Exercise task: Extract each line of the data and write it out again exactly.

-- Items start --

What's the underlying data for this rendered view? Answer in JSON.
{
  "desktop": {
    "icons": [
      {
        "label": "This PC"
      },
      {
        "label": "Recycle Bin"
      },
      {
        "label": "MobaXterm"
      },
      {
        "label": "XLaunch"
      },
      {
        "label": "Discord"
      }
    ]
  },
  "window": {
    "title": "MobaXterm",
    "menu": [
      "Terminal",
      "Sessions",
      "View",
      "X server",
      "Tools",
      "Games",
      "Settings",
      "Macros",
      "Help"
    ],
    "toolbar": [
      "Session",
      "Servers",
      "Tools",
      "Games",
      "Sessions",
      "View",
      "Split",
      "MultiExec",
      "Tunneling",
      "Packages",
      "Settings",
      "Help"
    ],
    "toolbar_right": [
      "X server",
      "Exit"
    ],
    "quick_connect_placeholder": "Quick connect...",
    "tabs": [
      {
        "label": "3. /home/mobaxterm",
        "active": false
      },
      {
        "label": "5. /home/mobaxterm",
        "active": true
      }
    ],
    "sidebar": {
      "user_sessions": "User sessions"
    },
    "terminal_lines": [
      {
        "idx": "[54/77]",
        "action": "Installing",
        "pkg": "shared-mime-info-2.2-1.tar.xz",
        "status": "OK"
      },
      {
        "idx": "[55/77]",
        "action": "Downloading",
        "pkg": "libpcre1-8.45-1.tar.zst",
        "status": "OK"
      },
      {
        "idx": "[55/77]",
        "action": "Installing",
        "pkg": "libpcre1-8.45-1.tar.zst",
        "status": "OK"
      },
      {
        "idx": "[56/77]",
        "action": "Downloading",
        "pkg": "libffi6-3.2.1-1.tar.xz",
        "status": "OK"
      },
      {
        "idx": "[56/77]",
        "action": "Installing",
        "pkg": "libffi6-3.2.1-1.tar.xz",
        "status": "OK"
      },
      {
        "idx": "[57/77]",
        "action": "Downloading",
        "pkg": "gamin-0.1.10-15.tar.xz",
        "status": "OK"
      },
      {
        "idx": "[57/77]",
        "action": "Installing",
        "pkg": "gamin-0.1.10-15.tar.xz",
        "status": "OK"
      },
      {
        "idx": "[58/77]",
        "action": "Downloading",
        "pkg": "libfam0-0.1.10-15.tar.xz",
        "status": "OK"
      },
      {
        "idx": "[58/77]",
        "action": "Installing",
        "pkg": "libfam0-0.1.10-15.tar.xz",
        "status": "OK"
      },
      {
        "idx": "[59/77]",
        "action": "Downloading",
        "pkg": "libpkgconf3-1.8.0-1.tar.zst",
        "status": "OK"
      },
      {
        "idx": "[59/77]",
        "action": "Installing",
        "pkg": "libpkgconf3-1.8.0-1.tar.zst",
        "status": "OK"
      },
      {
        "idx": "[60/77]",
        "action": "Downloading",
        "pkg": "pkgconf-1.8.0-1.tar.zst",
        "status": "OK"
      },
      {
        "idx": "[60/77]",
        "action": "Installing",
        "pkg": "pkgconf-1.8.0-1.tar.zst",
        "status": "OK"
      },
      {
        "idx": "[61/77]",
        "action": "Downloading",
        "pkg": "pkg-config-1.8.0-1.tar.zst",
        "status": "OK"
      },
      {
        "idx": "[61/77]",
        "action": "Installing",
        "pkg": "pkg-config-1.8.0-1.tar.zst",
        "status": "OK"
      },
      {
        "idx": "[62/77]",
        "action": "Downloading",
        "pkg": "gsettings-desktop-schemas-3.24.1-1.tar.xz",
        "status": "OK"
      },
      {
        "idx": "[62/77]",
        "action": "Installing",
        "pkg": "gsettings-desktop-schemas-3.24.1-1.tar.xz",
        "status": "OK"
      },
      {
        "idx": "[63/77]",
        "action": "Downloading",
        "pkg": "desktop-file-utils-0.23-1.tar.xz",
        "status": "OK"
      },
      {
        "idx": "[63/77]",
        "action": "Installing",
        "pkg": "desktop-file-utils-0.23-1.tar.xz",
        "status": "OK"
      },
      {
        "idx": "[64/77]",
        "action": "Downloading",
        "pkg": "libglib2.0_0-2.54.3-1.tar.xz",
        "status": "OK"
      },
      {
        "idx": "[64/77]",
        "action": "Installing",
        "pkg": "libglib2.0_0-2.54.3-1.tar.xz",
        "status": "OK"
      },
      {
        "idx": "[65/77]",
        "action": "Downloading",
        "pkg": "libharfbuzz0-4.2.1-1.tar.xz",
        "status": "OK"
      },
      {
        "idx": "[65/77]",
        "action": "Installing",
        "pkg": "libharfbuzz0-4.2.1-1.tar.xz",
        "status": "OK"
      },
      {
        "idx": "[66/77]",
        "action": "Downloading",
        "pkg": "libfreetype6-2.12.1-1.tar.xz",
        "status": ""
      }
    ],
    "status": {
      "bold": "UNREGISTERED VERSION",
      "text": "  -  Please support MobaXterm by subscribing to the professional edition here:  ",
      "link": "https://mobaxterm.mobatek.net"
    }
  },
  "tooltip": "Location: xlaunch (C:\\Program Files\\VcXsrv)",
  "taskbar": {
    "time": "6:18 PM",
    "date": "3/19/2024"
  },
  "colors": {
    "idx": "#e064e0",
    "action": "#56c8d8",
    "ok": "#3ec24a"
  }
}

-- Items end --

The solution:
What's the underlying data for this rendered view? Answer in JSON.
{
  "desktop": {
    "icons": [
      {
        "label": "This PC"
      },
      {
        "label": "Recycle Bin"
      },
      {
        "label": "MobaXterm"
      },
      {
        "label": "XLaunch"
      },
      {
        "label": "Discord"
      }
    ]
  },
  "window": {
    "title": "MobaXterm",
    "menu": [
      "Terminal",
      "Sessions",
      "View",
      "X server",
      "Tools",
      "Games",
      "Settings",
      "Macros",
      "Help"
    ],
    "toolbar": [
      "Session",
      "Servers",
      "Tools",
      "Games",
      "Sessions",
      "View",
      "Split",
      "MultiExec",
      "Tunneling",
      "Packages",
      "Settings",
      "Help"
    ],
    "toolbar_right": [
      "X server",
      "Exit"
    ],
    "quick_connect_placeholder": "Quick connect...",
    "tabs": [
      {
        "label": "3. /home/mobaxterm",
        "active": false
      },
      {
        "label": "5. /home/mobaxterm",
        "active": true
      }
    ],
    "sidebar": {
      "user_sessions": "User sessions"
    },
    "terminal_lines": [
      {
        "idx": "[54/77]",
        "action": "Installing",
        "pkg": "shared-mime-info-2.2-1.tar.xz",
        "status": "OK"
      },
      {
        "idx": "[55/77]",
        "action": "Downloading",
        "pkg": "libpcre1-8.45-1.tar.zst",
        "status": "OK"
      },
      {
        "idx": "[55/77]",
        "action": "Installing",
        "pkg": "libpcre1-8.45-1.tar.zst",
        "status": "OK"
      },
      {
        "idx": "[56/77]",
        "action": "Downloading",
        "pkg": "libffi6-3.2.1-1.tar.xz",
        "status": "OK"
      },
      {
        "idx": "[56/77]",
        "action": "Installing",
        "pkg": "libffi6-3.2.1-1.tar.xz",
        "status": "OK"
      },
      {
        "idx": "[57/77]",
        "action": "Downloading",
        "pkg": "gamin-0.1.10-15.tar.xz",
        "status": "OK"
      },
      {
        "idx": "[57/77]",
        "action": "Installing",
        "pkg": "gamin-0.1.10-15.tar.xz",
        "status": "OK"
      },
      {
        "idx": "[58/77]",
        "action": "Downloading",
        "pkg": "libfam0-0.1.10-15.tar.xz",
        "status": "OK"
      },
      {
        "idx": "[58/77]",
        "action": "Installing",
        "pkg": "libfam0-0.1.10-15.tar.xz",
        "status": "OK"
      },
      {
        "idx": "[59/77]",
        "action": "Downloading",
        "pkg": "libpkgconf3-1.8.0-1.tar.zst",
        "status": "OK"
      },
      {
        "idx": "[59/77]",
        "action": "Installing",
        "pkg": "libpkgconf3-1.8.0-1.tar.zst",
        "status": "OK"
      },
      {
        "idx": "[60/77]",
        "action": "Downloading",
        "pkg": "pkgconf-1.8.0-1.tar.zst",
        "status": "OK"
      },
      {
        "idx": "[60/77]",
        "action": "Installing",
        "pkg": "pkgconf-1.8.0-1.tar.zst",
        "status": "OK"
      },
      {
        "idx": "[61/77]",
        "action": "Downloading",
        "pkg": "pkg-config-1.8.0-1.tar.zst",
        "status": "OK"
      },
      {
        "idx": "[61/77]",
        "action": "Installing",
        "pkg": "pkg-config-1.8.0-1.tar.zst",
        "status": "OK"
      },
      {
        "idx": "[62/77]",
        "action": "Downloading",
        "pkg": "gsettings-desktop-schemas-3.24.1-1.tar.xz",
        "status": "OK"
      },
      {
        "idx": "[62/77]",
        "action": "Installing",
        "pkg": "gsettings-desktop-schemas-3.24.1-1.tar.xz",
        "status": "OK"
      },
      {
        "idx": "[63/77]",
        "action": "Downloading",
        "pkg": "desktop-file-utils-0.23-1.tar.xz",
        "status": "OK"
      },
      {
        "idx": "[63/77]",
        "action": "Installing",
        "pkg": "desktop-file-utils-0.23-1.tar.xz",
        "status": "OK"
      },
      {
        "idx": "[64/77]",
        "action": "Downloading",
        "pkg": "libglib2.0_0-2.54.3-1.tar.xz",
        "status": "OK"
      },
      {
        "idx": "[64/77]",
        "action": "Installing",
        "pkg": "libglib2.0_0-2.54.3-1.tar.xz",
        "status": "OK"
      },
      {
        "idx": "[65/77]",
        "action": "Downloading",
        "pkg": "libharfbuzz0-4.2.1-1.tar.xz",
        "status": "OK"
      },
      {
        "idx": "[65/77]",
        "action": "Installing",
        "pkg": "libharfbuzz0-4.2.1-1.tar.xz",
        "status": "OK"
      },
      {
        "idx": "[66/77]",
        "action": "Downloading",
        "pkg": "libfreetype6-2.12.1-1.tar.xz",
        "status": ""
      }
    ],
    "status": {
      "bold": "UNREGISTERED VERSION",
      "text": "  -  Please support MobaXterm by subscribing to the professional edition here:  ",
      "link": "https://mobaxterm.mobatek.net"
    }
  },
  "tooltip": "Location: xlaunch (C:\\Program Files\\VcXsrv)",
  "taskbar": {
    "time": "6:18 PM",
    "date": "3/19/2024"
  },
  "colors": {
    "idx": "#e064e0",
    "action": "#56c8d8",
    "ok": "#3ec24a"
  }
}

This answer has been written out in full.